↓↓↓
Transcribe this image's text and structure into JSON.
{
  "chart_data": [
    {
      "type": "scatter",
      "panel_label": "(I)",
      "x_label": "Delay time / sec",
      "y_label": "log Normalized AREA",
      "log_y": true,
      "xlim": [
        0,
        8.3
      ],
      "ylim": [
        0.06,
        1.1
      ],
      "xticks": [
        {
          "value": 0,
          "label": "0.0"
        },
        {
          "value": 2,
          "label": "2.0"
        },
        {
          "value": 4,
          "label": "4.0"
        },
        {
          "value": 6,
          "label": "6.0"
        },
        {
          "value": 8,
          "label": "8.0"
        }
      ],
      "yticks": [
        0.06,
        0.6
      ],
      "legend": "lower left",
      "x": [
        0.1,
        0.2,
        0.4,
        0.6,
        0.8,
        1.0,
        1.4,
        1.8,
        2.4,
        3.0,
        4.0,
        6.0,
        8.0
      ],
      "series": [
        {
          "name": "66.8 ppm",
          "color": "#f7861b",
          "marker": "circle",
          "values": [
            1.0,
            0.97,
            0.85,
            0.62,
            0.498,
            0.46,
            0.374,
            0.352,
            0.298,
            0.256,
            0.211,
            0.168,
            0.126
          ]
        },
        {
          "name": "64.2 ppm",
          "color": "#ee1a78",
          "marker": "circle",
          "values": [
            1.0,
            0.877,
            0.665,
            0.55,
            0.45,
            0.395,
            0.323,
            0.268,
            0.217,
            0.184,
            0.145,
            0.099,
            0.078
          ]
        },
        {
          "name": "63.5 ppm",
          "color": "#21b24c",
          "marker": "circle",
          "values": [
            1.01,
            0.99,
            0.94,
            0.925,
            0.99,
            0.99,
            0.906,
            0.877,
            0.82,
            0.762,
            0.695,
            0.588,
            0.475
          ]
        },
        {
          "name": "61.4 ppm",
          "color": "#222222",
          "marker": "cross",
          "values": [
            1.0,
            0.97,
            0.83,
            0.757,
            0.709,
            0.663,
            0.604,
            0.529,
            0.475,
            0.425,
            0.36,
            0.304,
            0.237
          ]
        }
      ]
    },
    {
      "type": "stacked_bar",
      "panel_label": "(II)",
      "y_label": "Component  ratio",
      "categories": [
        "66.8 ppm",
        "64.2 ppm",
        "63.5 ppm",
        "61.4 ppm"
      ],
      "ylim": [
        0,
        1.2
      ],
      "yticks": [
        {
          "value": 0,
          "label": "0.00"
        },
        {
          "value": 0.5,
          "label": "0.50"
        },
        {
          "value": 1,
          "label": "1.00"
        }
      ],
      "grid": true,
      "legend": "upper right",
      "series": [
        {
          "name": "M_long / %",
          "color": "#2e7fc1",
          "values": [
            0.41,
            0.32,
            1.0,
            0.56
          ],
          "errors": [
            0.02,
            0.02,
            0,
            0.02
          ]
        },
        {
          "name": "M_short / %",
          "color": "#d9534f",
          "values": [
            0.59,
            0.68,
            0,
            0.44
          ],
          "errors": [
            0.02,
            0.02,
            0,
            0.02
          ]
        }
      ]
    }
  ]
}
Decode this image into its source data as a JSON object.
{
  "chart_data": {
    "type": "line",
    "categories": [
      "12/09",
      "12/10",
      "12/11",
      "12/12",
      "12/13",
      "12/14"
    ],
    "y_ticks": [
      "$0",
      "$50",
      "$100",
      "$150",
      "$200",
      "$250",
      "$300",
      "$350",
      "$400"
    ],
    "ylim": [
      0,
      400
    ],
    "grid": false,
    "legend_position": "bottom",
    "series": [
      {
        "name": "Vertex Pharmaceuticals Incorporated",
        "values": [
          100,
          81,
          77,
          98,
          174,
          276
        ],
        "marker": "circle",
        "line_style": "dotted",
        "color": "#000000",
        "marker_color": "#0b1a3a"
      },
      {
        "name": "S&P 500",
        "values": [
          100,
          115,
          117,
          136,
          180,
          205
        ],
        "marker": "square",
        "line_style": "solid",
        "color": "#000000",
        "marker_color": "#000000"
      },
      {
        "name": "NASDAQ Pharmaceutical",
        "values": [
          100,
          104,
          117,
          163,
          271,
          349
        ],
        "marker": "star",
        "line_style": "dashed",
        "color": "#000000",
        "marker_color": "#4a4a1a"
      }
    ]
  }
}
↑↑↑
↓↓↓
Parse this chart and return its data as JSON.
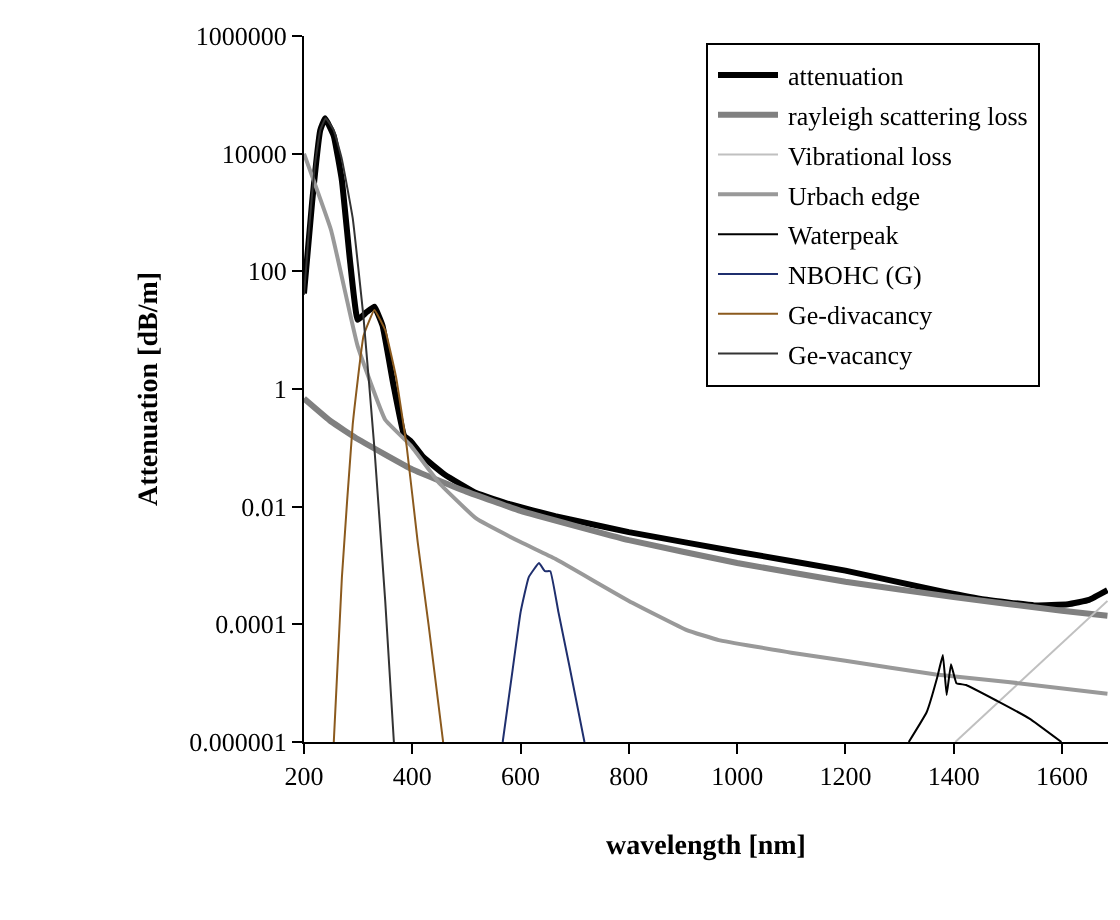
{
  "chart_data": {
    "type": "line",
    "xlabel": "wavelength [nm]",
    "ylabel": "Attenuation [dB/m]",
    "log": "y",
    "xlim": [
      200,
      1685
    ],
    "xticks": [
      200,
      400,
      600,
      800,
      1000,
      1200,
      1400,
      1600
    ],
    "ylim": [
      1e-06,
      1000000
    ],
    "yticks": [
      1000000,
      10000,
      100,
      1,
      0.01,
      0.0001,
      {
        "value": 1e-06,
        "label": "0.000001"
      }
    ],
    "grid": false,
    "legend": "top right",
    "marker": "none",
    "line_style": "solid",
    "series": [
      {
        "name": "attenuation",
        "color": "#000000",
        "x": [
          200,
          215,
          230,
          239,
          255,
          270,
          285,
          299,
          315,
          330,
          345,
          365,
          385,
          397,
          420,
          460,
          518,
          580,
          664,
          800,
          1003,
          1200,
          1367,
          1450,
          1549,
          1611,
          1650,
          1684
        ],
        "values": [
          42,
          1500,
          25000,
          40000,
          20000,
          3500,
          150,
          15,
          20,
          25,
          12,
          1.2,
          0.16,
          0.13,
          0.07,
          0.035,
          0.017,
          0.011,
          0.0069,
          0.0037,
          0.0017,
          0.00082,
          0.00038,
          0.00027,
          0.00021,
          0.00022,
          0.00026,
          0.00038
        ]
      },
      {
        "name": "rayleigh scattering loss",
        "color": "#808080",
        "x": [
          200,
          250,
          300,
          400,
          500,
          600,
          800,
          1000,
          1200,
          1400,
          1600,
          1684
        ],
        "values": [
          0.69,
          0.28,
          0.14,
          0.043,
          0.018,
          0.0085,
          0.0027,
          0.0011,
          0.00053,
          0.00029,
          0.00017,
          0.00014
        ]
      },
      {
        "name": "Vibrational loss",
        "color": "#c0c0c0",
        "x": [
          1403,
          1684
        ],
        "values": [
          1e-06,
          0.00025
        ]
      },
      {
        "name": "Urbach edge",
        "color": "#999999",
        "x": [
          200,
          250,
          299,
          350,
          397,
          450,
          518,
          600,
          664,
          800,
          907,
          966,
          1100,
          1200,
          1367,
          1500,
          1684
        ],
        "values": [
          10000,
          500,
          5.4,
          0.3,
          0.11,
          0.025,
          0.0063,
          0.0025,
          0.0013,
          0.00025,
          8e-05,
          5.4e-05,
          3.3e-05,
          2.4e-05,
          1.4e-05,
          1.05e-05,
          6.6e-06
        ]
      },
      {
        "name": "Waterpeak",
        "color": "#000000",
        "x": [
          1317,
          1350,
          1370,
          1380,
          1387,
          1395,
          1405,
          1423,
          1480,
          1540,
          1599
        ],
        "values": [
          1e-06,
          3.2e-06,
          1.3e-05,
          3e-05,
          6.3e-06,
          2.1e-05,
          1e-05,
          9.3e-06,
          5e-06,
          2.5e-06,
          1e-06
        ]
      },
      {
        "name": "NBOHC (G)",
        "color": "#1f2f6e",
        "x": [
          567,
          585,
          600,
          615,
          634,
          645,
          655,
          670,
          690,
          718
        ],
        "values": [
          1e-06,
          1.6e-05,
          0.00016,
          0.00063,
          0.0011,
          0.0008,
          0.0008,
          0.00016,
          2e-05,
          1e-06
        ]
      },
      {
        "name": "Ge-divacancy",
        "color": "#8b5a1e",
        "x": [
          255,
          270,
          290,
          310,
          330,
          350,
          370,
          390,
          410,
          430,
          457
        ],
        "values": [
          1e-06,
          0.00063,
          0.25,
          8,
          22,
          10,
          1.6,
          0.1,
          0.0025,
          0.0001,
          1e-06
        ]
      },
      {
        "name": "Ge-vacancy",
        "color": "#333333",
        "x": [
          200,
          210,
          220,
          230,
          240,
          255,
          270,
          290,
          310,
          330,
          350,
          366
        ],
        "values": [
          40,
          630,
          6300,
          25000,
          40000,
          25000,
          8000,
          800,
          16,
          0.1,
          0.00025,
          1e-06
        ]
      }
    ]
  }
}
↑↑↑
# Task
The word "into" may appear on some lines. Report how many lines hold it, giving the number alone.

# Expected answer
2